■ What to produce
Examine each line of the data. Copy those that contain the string "name".

— begin —

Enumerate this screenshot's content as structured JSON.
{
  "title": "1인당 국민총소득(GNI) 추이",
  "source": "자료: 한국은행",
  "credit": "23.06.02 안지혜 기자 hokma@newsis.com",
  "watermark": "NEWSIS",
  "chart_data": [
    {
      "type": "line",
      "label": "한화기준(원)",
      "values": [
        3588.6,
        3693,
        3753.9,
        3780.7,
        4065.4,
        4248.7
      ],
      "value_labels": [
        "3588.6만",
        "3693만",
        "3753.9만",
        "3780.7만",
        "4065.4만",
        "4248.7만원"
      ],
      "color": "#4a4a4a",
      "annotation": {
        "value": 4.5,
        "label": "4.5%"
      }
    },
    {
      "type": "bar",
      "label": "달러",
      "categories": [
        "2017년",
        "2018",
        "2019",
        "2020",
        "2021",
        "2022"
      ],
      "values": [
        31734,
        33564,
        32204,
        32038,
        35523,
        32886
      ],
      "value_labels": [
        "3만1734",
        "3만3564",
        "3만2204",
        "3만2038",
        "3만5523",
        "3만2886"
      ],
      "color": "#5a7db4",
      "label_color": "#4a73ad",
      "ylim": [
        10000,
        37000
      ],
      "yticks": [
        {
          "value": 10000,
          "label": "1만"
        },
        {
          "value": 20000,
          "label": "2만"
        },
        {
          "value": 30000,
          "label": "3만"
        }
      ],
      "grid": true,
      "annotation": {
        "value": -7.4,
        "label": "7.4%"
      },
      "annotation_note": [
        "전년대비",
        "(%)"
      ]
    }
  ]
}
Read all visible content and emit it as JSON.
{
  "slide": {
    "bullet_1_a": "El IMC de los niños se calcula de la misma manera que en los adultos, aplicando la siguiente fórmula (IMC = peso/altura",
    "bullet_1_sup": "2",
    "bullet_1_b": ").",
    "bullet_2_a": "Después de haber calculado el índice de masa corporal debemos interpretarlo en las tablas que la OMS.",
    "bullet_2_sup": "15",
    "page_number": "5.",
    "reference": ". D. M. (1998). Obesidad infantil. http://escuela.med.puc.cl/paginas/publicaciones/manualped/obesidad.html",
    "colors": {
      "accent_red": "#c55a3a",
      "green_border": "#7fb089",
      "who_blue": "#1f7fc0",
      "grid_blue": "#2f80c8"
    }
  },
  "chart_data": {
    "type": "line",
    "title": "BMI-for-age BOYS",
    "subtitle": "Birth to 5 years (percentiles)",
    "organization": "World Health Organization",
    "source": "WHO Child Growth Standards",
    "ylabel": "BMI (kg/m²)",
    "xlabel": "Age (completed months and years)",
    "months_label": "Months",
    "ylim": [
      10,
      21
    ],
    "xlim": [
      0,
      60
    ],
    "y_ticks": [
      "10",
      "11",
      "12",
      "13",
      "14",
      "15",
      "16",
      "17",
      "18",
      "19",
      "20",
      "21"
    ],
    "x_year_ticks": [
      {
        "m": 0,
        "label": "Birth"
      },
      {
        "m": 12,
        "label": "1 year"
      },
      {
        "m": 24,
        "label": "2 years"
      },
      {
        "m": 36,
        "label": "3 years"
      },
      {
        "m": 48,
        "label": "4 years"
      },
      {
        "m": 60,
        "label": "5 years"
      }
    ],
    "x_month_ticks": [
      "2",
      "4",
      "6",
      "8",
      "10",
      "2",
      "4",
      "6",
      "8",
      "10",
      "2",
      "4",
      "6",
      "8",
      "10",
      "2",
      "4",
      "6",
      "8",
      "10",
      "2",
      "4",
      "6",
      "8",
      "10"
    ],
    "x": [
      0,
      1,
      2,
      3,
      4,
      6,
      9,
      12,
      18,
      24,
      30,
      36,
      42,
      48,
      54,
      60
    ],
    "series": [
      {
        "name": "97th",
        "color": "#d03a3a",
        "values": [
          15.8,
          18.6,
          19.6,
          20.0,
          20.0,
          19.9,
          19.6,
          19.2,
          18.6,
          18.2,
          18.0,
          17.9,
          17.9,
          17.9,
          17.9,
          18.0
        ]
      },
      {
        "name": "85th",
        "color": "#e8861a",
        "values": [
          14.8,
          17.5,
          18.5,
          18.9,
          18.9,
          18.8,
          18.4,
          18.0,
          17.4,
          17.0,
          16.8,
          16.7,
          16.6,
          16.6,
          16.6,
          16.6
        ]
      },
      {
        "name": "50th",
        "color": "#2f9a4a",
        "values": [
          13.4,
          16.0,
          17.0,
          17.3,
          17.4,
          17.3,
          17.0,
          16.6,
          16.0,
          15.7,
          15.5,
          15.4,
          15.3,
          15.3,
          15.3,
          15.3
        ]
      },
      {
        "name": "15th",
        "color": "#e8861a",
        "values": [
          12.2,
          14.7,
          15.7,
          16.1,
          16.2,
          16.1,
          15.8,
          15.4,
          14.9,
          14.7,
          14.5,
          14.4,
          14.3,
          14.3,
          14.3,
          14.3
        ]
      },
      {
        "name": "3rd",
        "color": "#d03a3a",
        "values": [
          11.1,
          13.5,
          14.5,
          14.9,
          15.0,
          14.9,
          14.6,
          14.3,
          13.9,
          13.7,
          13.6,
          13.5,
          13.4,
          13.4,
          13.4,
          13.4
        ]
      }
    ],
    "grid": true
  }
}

— end —

■ Finished answer
        "name": "97th",
        "name": "85th",
        "name": "50th",
        "name": "15th",
        "name": "3rd",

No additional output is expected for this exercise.